▶ WHAT IS NEEDED
Please print every record below exactly as it appears.

[Excerpts from a figure dataset]
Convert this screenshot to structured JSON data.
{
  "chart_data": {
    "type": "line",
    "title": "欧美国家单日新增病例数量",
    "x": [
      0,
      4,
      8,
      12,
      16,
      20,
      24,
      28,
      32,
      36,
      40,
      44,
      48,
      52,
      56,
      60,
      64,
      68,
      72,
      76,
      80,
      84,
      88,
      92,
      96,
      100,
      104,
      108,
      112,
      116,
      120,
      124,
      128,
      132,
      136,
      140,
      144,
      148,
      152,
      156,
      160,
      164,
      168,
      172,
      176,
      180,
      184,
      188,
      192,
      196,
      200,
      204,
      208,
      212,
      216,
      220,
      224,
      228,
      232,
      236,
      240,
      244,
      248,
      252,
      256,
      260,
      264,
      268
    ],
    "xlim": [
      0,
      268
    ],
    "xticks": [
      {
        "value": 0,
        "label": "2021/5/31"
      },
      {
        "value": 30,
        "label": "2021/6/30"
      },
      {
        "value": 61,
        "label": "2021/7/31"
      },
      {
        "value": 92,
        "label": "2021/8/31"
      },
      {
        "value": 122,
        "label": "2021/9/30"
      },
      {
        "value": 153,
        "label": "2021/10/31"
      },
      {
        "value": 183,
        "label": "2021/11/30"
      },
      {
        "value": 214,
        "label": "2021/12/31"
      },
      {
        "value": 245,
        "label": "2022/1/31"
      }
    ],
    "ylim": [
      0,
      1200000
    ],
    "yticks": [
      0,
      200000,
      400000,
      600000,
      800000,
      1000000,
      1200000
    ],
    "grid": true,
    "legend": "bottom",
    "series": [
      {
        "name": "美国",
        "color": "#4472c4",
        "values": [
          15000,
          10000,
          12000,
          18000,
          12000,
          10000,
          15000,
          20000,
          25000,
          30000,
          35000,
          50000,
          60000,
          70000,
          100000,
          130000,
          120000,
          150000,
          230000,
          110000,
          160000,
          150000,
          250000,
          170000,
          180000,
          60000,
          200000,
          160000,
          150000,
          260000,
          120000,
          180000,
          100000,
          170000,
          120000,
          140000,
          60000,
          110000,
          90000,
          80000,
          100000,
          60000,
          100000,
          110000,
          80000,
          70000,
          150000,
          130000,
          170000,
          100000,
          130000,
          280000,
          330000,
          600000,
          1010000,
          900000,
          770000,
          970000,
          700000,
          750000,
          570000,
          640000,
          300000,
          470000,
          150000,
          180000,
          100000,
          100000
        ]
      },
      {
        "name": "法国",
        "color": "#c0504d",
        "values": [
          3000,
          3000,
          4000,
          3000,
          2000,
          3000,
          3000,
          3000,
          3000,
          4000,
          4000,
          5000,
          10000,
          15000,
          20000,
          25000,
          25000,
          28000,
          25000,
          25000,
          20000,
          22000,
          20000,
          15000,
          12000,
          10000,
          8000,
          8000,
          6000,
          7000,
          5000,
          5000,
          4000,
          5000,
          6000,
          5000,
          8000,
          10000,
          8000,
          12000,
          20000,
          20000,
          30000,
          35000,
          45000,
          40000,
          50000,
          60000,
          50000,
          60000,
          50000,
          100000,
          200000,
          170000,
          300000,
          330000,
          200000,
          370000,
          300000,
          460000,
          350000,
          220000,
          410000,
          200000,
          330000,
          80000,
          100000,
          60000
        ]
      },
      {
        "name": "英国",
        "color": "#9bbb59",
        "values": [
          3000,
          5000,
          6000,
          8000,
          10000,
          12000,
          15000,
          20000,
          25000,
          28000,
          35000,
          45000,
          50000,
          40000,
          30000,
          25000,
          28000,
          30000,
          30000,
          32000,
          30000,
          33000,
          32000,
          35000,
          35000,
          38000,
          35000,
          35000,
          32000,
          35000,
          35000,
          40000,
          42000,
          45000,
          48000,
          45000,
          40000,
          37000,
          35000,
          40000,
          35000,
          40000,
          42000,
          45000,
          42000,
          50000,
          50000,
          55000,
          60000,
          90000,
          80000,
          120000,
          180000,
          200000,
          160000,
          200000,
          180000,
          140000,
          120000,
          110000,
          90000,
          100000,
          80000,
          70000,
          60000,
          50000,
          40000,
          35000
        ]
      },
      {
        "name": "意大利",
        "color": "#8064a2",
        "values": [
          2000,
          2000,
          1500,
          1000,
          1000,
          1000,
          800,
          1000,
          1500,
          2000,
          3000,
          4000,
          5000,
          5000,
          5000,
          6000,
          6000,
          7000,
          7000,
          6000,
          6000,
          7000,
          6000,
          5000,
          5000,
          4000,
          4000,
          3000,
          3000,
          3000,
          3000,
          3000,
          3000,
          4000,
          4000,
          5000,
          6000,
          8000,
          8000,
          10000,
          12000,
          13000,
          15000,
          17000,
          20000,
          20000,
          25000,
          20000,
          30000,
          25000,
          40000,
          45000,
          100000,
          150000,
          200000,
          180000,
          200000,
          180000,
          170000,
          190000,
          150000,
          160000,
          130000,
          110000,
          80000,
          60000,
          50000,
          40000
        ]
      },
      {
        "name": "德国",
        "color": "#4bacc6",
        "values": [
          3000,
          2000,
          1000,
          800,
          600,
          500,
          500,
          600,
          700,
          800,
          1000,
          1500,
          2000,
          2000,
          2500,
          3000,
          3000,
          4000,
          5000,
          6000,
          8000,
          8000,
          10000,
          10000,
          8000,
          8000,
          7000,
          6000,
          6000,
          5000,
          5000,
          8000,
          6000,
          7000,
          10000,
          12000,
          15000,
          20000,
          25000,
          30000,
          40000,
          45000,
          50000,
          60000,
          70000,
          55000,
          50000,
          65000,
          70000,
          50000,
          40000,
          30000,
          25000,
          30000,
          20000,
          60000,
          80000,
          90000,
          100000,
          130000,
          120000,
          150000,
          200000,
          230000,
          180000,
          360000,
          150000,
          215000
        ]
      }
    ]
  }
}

▶ OUTPUT OF THE TASK
Convert this screenshot to structured JSON data.
{
  "chart_data": {
    "type": "line",
    "title": "欧美国家单日新增病例数量",
    "x": [
      0,
      4,
      8,
      12,
      16,
      20,
      24,
      28,
      32,
      36,
      40,
      44,
      48,
      52,
      56,
      60,
      64,
      68,
      72,
      76,
      80,
      84,
      88,
      92,
      96,
      100,
      104,
      108,
      112,
      116,
      120,
      124,
      128,
      132,
      136,
      140,
      144,
      148,
      152,
      156,
      160,
      164,
      168,
      172,
      176,
      180,
      184,
      188,
      192,
      196,
      200,
      204,
      208,
      212,
      216,
      220,
      224,
      228,
      232,
      236,
      240,
      244,
      248,
      252,
      256,
      260,
      264,
      268
    ],
    "xlim": [
      0,
      268
    ],
    "xticks": [
      {
        "value": 0,
        "label": "2021/5/31"
      },
      {
        "value": 30,
        "label": "2021/6/30"
      },
      {
        "value": 61,
        "label": "2021/7/31"
      },
      {
        "value": 92,
        "label": "2021/8/31"
      },
      {
        "value": 122,
        "label": "2021/9/30"
      },
      {
        "value": 153,
        "label": "2021/10/31"
      },
      {
        "value": 183,
        "label": "2021/11/30"
      },
      {
        "value": 214,
        "label": "2021/12/31"
      },
      {
        "value": 245,
        "label": "2022/1/31"
      }
    ],
    "ylim": [
      0,
      1200000
    ],
    "yticks": [
      0,
      200000,
      400000,
      600000,
      800000,
      1000000,
      1200000
    ],
    "grid": true,
    "legend": "bottom",
    "series": [
      {
        "name": "美国",
        "color": "#4472c4",
        "values": [
          15000,
          10000,
          12000,
          18000,
          12000,
          10000,
          15000,
          20000,
          25000,
          30000,
          35000,
          50000,
          60000,
          70000,
          100000,
          130000,
          120000,
          150000,
          230000,
          110000,
          160000,
          150000,
          250000,
          170000,
          180000,
          60000,
          200000,
          160000,
          150000,
          260000,
          120000,
          180000,
          100000,
          170000,
          120000,
          140000,
          60000,
          110000,
          90000,
          80000,
          100000,
          60000,
          100000,
          110000,
          80000,
          70000,
          150000,
          130000,
          170000,
          100000,
          130000,
          280000,
          330000,
          600000,
          1010000,
          900000,
          770000,
          970000,
          700000,
          750000,
          570000,
          640000,
          300000,
          470000,
          150000,
          180000,
          100000,
          100000
        ]
      },
      {
        "name": "法国",
        "color": "#c0504d",
        "values": [
          3000,
          3000,
          4000,
          3000,
          2000,
          3000,
          3000,
          3000,
          3000,
          4000,
          4000,
          5000,
          10000,
          15000,
          20000,
          25000,
          25000,
          28000,
          25000,
          25000,
          20000,
          22000,
          20000,
          15000,
          12000,
          10000,
          8000,
          8000,
          6000,
          7000,
          5000,
          5000,
          4000,
          5000,
          6000,
          5000,
          8000,
          10000,
          8000,
          12000,
          20000,
          20000,
          30000,
          35000,
          45000,
          40000,
          50000,
          60000,
          50000,
          60000,
          50000,
          100000,
          200000,
          170000,
          300000,
          330000,
          200000,
          370000,
          300000,
          460000,
          350000,
          220000,
          410000,
          200000,
          330000,
          80000,
          100000,
          60000
        ]
      },
      {
        "name": "英国",
        "color": "#9bbb59",
        "values": [
          3000,
          5000,
          6000,
          8000,
          10000,
          12000,
          15000,
          20000,
          25000,
          28000,
          35000,
          45000,
          50000,
          40000,
          30000,
          25000,
          28000,
          30000,
          30000,
          32000,
          30000,
          33000,
          32000,
          35000,
          35000,
          38000,
          35000,
          35000,
          32000,
          35000,
          35000,
          40000,
          42000,
          45000,
          48000,
          45000,
          40000,
          37000,
          35000,
          40000,
          35000,
          40000,
          42000,
          45000,
          42000,
          50000,
          50000,
          55000,
          60000,
          90000,
          80000,
          120000,
          180000,
          200000,
          160000,
          200000,
          180000,
          140000,
          120000,
          110000,
          90000,
          100000,
          80000,
          70000,
          60000,
          50000,
          40000,
          35000
        ]
      },
      {
        "name": "意大利",
        "color": "#8064a2",
        "values": [
          2000,
          2000,
          1500,
          1000,
          1000,
          1000,
          800,
          1000,
          1500,
          2000,
          3000,
          4000,
          5000,
          5000,
          5000,
          6000,
          6000,
          7000,
          7000,
          6000,
          6000,
          7000,
          6000,
          5000,
          5000,
          4000,
          4000,
          3000,
          3000,
          3000,
          3000,
          3000,
          3000,
          4000,
          4000,
          5000,
          6000,
          8000,
          8000,
          10000,
          12000,
          13000,
          15000,
          17000,
          20000,
          20000,
          25000,
          20000,
          30000,
          25000,
          40000,
          45000,
          100000,
          150000,
          200000,
          180000,
          200000,
          180000,
          170000,
          190000,
          150000,
          160000,
          130000,
          110000,
          80000,
          60000,
          50000,
          40000
        ]
      },
      {
        "name": "德国",
        "color": "#4bacc6",
        "values": [
          3000,
          2000,
          1000,
          800,
          600,
          500,
          500,
          600,
          700,
          800,
          1000,
          1500,
          2000,
          2000,
          2500,
          3000,
          3000,
          4000,
          5000,
          6000,
          8000,
          8000,
          10000,
          10000,
          8000,
          8000,
          7000,
          6000,
          6000,
          5000,
          5000,
          8000,
          6000,
          7000,
          10000,
          12000,
          15000,
          20000,
          25000,
          30000,
          40000,
          45000,
          50000,
          60000,
          70000,
          55000,
          50000,
          65000,
          70000,
          50000,
          40000,
          30000,
          25000,
          30000,
          20000,
          60000,
          80000,
          90000,
          100000,
          130000,
          120000,
          150000,
          200000,
          230000,
          180000,
          360000,
          150000,
          215000
        ]
      }
    ]
  }
}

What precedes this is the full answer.